- _Work to complete_
Keep the images out and copy every entry below exactly.
----
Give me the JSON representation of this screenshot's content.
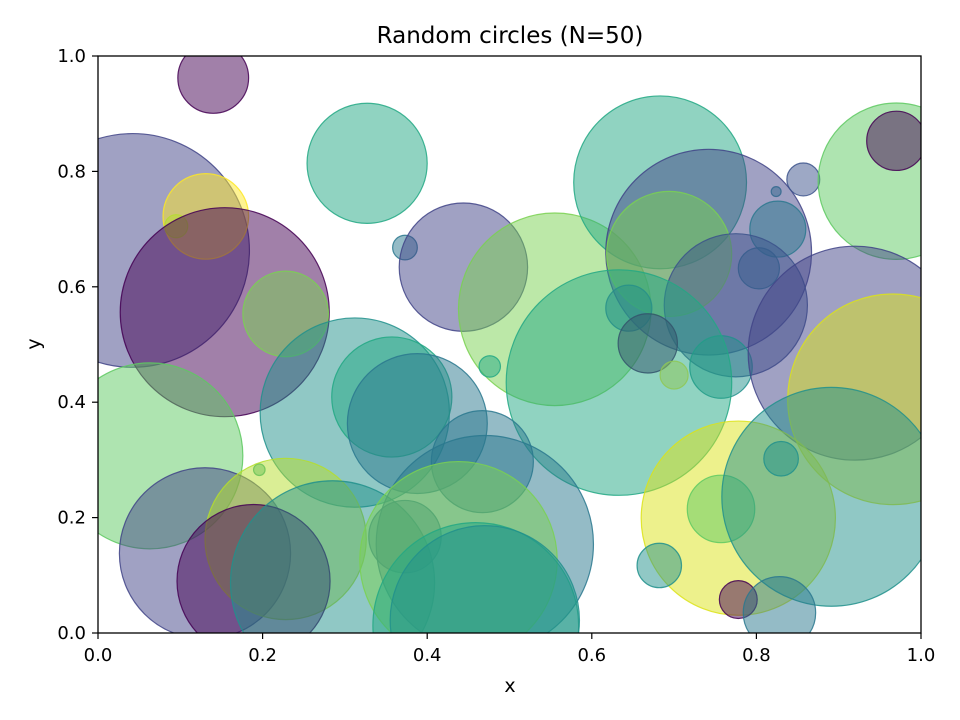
{
  "chart_data": {
    "type": "scatter",
    "title": "Random circles (N=50)",
    "xlabel": "x",
    "ylabel": "y",
    "xlim": [
      0.0,
      1.0
    ],
    "ylim": [
      0.0,
      1.0
    ],
    "xticks": [
      "0.0",
      "0.2",
      "0.4",
      "0.6",
      "0.8",
      "1.0"
    ],
    "yticks": [
      "0.0",
      "0.2",
      "0.4",
      "0.6",
      "0.8",
      "1.0"
    ],
    "grid": false,
    "alpha": 0.5,
    "points": [
      {
        "x": 0.14,
        "y": 0.962,
        "r": 0.043,
        "color": "#440154"
      },
      {
        "x": 0.327,
        "y": 0.814,
        "r": 0.073,
        "color": "#22a884"
      },
      {
        "x": 0.042,
        "y": 0.663,
        "r": 0.142,
        "color": "#414487"
      },
      {
        "x": 0.131,
        "y": 0.722,
        "r": 0.052,
        "color": "#fde725"
      },
      {
        "x": 0.095,
        "y": 0.705,
        "r": 0.014,
        "color": "#b5de2b"
      },
      {
        "x": 0.154,
        "y": 0.556,
        "r": 0.127,
        "color": "#440154"
      },
      {
        "x": 0.228,
        "y": 0.553,
        "r": 0.052,
        "color": "#7ad151"
      },
      {
        "x": 0.373,
        "y": 0.668,
        "r": 0.015,
        "color": "#2a788e"
      },
      {
        "x": 0.444,
        "y": 0.634,
        "r": 0.078,
        "color": "#414487"
      },
      {
        "x": 0.555,
        "y": 0.561,
        "r": 0.117,
        "color": "#7ad151"
      },
      {
        "x": 0.683,
        "y": 0.781,
        "r": 0.105,
        "color": "#22a884"
      },
      {
        "x": 0.742,
        "y": 0.66,
        "r": 0.125,
        "color": "#414487"
      },
      {
        "x": 0.694,
        "y": 0.657,
        "r": 0.076,
        "color": "#7ad151"
      },
      {
        "x": 0.826,
        "y": 0.7,
        "r": 0.034,
        "color": "#2a788e"
      },
      {
        "x": 0.857,
        "y": 0.786,
        "r": 0.02,
        "color": "#3b528b"
      },
      {
        "x": 0.824,
        "y": 0.765,
        "r": 0.006,
        "color": "#31688e"
      },
      {
        "x": 0.803,
        "y": 0.632,
        "r": 0.025,
        "color": "#31688e"
      },
      {
        "x": 0.97,
        "y": 0.783,
        "r": 0.095,
        "color": "#5ec962"
      },
      {
        "x": 0.97,
        "y": 0.853,
        "r": 0.036,
        "color": "#440154"
      },
      {
        "x": 0.775,
        "y": 0.568,
        "r": 0.087,
        "color": "#3b528b"
      },
      {
        "x": 0.645,
        "y": 0.563,
        "r": 0.028,
        "color": "#2a788e"
      },
      {
        "x": 0.668,
        "y": 0.502,
        "r": 0.036,
        "color": "#440154"
      },
      {
        "x": 0.757,
        "y": 0.461,
        "r": 0.038,
        "color": "#21918c"
      },
      {
        "x": 0.7,
        "y": 0.447,
        "r": 0.017,
        "color": "#fde725"
      },
      {
        "x": 0.92,
        "y": 0.485,
        "r": 0.13,
        "color": "#414487"
      },
      {
        "x": 0.966,
        "y": 0.405,
        "r": 0.128,
        "color": "#dce319"
      },
      {
        "x": 0.633,
        "y": 0.434,
        "r": 0.137,
        "color": "#22a884"
      },
      {
        "x": 0.476,
        "y": 0.462,
        "r": 0.013,
        "color": "#22a884"
      },
      {
        "x": 0.312,
        "y": 0.382,
        "r": 0.115,
        "color": "#21918c"
      },
      {
        "x": 0.357,
        "y": 0.409,
        "r": 0.073,
        "color": "#22a884"
      },
      {
        "x": 0.388,
        "y": 0.363,
        "r": 0.085,
        "color": "#2a788e"
      },
      {
        "x": 0.467,
        "y": 0.297,
        "r": 0.062,
        "color": "#2a788e"
      },
      {
        "x": 0.063,
        "y": 0.307,
        "r": 0.113,
        "color": "#5ec962"
      },
      {
        "x": 0.13,
        "y": 0.138,
        "r": 0.104,
        "color": "#414487"
      },
      {
        "x": 0.196,
        "y": 0.283,
        "r": 0.007,
        "color": "#22a884"
      },
      {
        "x": 0.228,
        "y": 0.163,
        "r": 0.098,
        "color": "#b5de2b"
      },
      {
        "x": 0.189,
        "y": 0.09,
        "r": 0.093,
        "color": "#440154"
      },
      {
        "x": 0.285,
        "y": 0.087,
        "r": 0.124,
        "color": "#21918c"
      },
      {
        "x": 0.47,
        "y": 0.154,
        "r": 0.132,
        "color": "#2a788e"
      },
      {
        "x": 0.373,
        "y": 0.167,
        "r": 0.044,
        "color": "#2a788e"
      },
      {
        "x": 0.438,
        "y": 0.126,
        "r": 0.12,
        "color": "#7ad151"
      },
      {
        "x": 0.459,
        "y": 0.013,
        "r": 0.125,
        "color": "#22a884"
      },
      {
        "x": 0.47,
        "y": 0.022,
        "r": 0.115,
        "color": "#21918c"
      },
      {
        "x": 0.778,
        "y": 0.199,
        "r": 0.118,
        "color": "#dce319"
      },
      {
        "x": 0.757,
        "y": 0.215,
        "r": 0.041,
        "color": "#5ec962"
      },
      {
        "x": 0.682,
        "y": 0.117,
        "r": 0.027,
        "color": "#21918c"
      },
      {
        "x": 0.778,
        "y": 0.058,
        "r": 0.023,
        "color": "#440154"
      },
      {
        "x": 0.83,
        "y": 0.302,
        "r": 0.021,
        "color": "#21918c"
      },
      {
        "x": 0.891,
        "y": 0.236,
        "r": 0.133,
        "color": "#21918c"
      },
      {
        "x": 0.828,
        "y": 0.035,
        "r": 0.044,
        "color": "#2a788e"
      }
    ]
  }
}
----
- _Response to this task_
Give me the JSON representation of this screenshot's content.
{
  "chart_data": {
    "type": "scatter",
    "title": "Random circles (N=50)",
    "xlabel": "x",
    "ylabel": "y",
    "xlim": [
      0.0,
      1.0
    ],
    "ylim": [
      0.0,
      1.0
    ],
    "xticks": [
      "0.0",
      "0.2",
      "0.4",
      "0.6",
      "0.8",
      "1.0"
    ],
    "yticks": [
      "0.0",
      "0.2",
      "0.4",
      "0.6",
      "0.8",
      "1.0"
    ],
    "grid": false,
    "alpha": 0.5,
    "points": [
      {
        "x": 0.14,
        "y": 0.962,
        "r": 0.043,
        "color": "#440154"
      },
      {
        "x": 0.327,
        "y": 0.814,
        "r": 0.073,
        "color": "#22a884"
      },
      {
        "x": 0.042,
        "y": 0.663,
        "r": 0.142,
        "color": "#414487"
      },
      {
        "x": 0.131,
        "y": 0.722,
        "r": 0.052,
        "color": "#fde725"
      },
      {
        "x": 0.095,
        "y": 0.705,
        "r": 0.014,
        "color": "#b5de2b"
      },
      {
        "x": 0.154,
        "y": 0.556,
        "r": 0.127,
        "color": "#440154"
      },
      {
        "x": 0.228,
        "y": 0.553,
        "r": 0.052,
        "color": "#7ad151"
      },
      {
        "x": 0.373,
        "y": 0.668,
        "r": 0.015,
        "color": "#2a788e"
      },
      {
        "x": 0.444,
        "y": 0.634,
        "r": 0.078,
        "color": "#414487"
      },
      {
        "x": 0.555,
        "y": 0.561,
        "r": 0.117,
        "color": "#7ad151"
      },
      {
        "x": 0.683,
        "y": 0.781,
        "r": 0.105,
        "color": "#22a884"
      },
      {
        "x": 0.742,
        "y": 0.66,
        "r": 0.125,
        "color": "#414487"
      },
      {
        "x": 0.694,
        "y": 0.657,
        "r": 0.076,
        "color": "#7ad151"
      },
      {
        "x": 0.826,
        "y": 0.7,
        "r": 0.034,
        "color": "#2a788e"
      },
      {
        "x": 0.857,
        "y": 0.786,
        "r": 0.02,
        "color": "#3b528b"
      },
      {
        "x": 0.824,
        "y": 0.765,
        "r": 0.006,
        "color": "#31688e"
      },
      {
        "x": 0.803,
        "y": 0.632,
        "r": 0.025,
        "color": "#31688e"
      },
      {
        "x": 0.97,
        "y": 0.783,
        "r": 0.095,
        "color": "#5ec962"
      },
      {
        "x": 0.97,
        "y": 0.853,
        "r": 0.036,
        "color": "#440154"
      },
      {
        "x": 0.775,
        "y": 0.568,
        "r": 0.087,
        "color": "#3b528b"
      },
      {
        "x": 0.645,
        "y": 0.563,
        "r": 0.028,
        "color": "#2a788e"
      },
      {
        "x": 0.668,
        "y": 0.502,
        "r": 0.036,
        "color": "#440154"
      },
      {
        "x": 0.757,
        "y": 0.461,
        "r": 0.038,
        "color": "#21918c"
      },
      {
        "x": 0.7,
        "y": 0.447,
        "r": 0.017,
        "color": "#fde725"
      },
      {
        "x": 0.92,
        "y": 0.485,
        "r": 0.13,
        "color": "#414487"
      },
      {
        "x": 0.966,
        "y": 0.405,
        "r": 0.128,
        "color": "#dce319"
      },
      {
        "x": 0.633,
        "y": 0.434,
        "r": 0.137,
        "color": "#22a884"
      },
      {
        "x": 0.476,
        "y": 0.462,
        "r": 0.013,
        "color": "#22a884"
      },
      {
        "x": 0.312,
        "y": 0.382,
        "r": 0.115,
        "color": "#21918c"
      },
      {
        "x": 0.357,
        "y": 0.409,
        "r": 0.073,
        "color": "#22a884"
      },
      {
        "x": 0.388,
        "y": 0.363,
        "r": 0.085,
        "color": "#2a788e"
      },
      {
        "x": 0.467,
        "y": 0.297,
        "r": 0.062,
        "color": "#2a788e"
      },
      {
        "x": 0.063,
        "y": 0.307,
        "r": 0.113,
        "color": "#5ec962"
      },
      {
        "x": 0.13,
        "y": 0.138,
        "r": 0.104,
        "color": "#414487"
      },
      {
        "x": 0.196,
        "y": 0.283,
        "r": 0.007,
        "color": "#22a884"
      },
      {
        "x": 0.228,
        "y": 0.163,
        "r": 0.098,
        "color": "#b5de2b"
      },
      {
        "x": 0.189,
        "y": 0.09,
        "r": 0.093,
        "color": "#440154"
      },
      {
        "x": 0.285,
        "y": 0.087,
        "r": 0.124,
        "color": "#21918c"
      },
      {
        "x": 0.47,
        "y": 0.154,
        "r": 0.132,
        "color": "#2a788e"
      },
      {
        "x": 0.373,
        "y": 0.167,
        "r": 0.044,
        "color": "#2a788e"
      },
      {
        "x": 0.438,
        "y": 0.126,
        "r": 0.12,
        "color": "#7ad151"
      },
      {
        "x": 0.459,
        "y": 0.013,
        "r": 0.125,
        "color": "#22a884"
      },
      {
        "x": 0.47,
        "y": 0.022,
        "r": 0.115,
        "color": "#21918c"
      },
      {
        "x": 0.778,
        "y": 0.199,
        "r": 0.118,
        "color": "#dce319"
      },
      {
        "x": 0.757,
        "y": 0.215,
        "r": 0.041,
        "color": "#5ec962"
      },
      {
        "x": 0.682,
        "y": 0.117,
        "r": 0.027,
        "color": "#21918c"
      },
      {
        "x": 0.778,
        "y": 0.058,
        "r": 0.023,
        "color": "#440154"
      },
      {
        "x": 0.83,
        "y": 0.302,
        "r": 0.021,
        "color": "#21918c"
      },
      {
        "x": 0.891,
        "y": 0.236,
        "r": 0.133,
        "color": "#21918c"
      },
      {
        "x": 0.828,
        "y": 0.035,
        "r": 0.044,
        "color": "#2a788e"
      }
    ]
  }
}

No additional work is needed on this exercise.